**EXERCISE TASK**
Return all lines below containing the word "Warrior".

**EXERCISE MATERIAL**
>>>>>
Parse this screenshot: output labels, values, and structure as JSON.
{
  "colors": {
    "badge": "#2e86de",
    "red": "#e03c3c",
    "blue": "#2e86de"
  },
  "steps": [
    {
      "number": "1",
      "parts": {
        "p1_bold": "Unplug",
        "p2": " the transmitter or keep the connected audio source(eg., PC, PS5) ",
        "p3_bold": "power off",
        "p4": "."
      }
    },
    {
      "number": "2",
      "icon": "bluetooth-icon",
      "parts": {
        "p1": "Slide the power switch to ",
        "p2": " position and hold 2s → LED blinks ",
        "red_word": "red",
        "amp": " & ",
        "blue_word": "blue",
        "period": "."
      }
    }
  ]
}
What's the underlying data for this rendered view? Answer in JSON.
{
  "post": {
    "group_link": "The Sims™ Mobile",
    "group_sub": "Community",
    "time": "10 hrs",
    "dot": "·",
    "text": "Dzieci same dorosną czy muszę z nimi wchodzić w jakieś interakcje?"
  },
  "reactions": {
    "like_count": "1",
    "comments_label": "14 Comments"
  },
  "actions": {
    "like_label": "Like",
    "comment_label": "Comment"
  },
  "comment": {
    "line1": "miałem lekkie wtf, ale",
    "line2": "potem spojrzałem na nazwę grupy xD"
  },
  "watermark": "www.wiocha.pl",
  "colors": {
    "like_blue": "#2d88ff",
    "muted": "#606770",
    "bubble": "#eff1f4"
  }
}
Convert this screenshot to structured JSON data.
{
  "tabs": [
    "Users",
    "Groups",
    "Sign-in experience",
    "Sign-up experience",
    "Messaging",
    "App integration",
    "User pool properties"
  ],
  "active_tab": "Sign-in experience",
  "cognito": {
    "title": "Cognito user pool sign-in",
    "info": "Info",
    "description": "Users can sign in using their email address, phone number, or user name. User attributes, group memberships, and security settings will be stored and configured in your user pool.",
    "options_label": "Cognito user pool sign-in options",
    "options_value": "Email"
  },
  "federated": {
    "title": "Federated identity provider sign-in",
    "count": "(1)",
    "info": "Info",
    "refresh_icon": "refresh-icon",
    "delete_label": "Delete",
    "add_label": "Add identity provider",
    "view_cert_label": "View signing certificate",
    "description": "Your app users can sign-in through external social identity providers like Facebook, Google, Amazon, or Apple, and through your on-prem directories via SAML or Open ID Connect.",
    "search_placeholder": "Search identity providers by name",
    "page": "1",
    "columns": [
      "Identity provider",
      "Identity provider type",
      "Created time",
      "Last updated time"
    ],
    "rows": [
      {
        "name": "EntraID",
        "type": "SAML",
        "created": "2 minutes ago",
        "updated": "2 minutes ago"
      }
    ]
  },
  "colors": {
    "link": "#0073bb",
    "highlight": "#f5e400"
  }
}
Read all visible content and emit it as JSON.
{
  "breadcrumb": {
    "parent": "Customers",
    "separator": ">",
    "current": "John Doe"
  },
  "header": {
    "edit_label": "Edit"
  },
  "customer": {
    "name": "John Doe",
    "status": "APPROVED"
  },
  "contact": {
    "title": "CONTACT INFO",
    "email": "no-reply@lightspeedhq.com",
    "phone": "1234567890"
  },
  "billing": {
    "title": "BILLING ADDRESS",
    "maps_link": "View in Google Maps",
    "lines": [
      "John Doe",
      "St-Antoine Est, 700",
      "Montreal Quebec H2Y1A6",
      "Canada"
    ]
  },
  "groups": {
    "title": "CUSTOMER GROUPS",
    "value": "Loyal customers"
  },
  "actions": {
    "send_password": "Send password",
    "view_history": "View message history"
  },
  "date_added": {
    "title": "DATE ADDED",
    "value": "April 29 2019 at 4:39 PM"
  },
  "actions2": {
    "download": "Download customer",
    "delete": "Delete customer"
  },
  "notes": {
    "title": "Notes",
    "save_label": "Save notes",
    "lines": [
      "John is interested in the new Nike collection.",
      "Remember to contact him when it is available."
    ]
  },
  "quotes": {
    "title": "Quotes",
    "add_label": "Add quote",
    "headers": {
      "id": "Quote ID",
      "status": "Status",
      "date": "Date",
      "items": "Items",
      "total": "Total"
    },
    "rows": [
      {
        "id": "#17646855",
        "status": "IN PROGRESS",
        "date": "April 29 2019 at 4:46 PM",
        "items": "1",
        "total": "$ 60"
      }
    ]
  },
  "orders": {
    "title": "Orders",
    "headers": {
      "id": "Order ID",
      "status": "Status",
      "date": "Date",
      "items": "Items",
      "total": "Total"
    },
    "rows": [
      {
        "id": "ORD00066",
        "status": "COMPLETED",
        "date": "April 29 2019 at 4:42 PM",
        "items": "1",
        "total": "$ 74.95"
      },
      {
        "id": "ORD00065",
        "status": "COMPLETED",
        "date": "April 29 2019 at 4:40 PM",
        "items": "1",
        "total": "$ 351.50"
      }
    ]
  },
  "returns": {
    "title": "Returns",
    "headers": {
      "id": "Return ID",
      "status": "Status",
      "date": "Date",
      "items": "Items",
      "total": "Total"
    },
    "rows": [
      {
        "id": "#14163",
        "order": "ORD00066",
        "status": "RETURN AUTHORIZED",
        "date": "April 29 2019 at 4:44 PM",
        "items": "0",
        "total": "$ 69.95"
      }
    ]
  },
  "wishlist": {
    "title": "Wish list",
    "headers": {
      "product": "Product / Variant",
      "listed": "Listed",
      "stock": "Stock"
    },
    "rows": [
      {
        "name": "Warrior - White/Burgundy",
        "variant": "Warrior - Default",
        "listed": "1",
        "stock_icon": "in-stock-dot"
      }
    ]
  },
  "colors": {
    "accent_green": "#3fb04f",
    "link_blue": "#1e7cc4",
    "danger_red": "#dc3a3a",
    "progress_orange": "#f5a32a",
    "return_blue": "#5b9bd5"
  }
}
<<<<<
**FINISHED TASK**
        "name": "Warrior - White/Burgundy",
        "variant": "Warrior - Default",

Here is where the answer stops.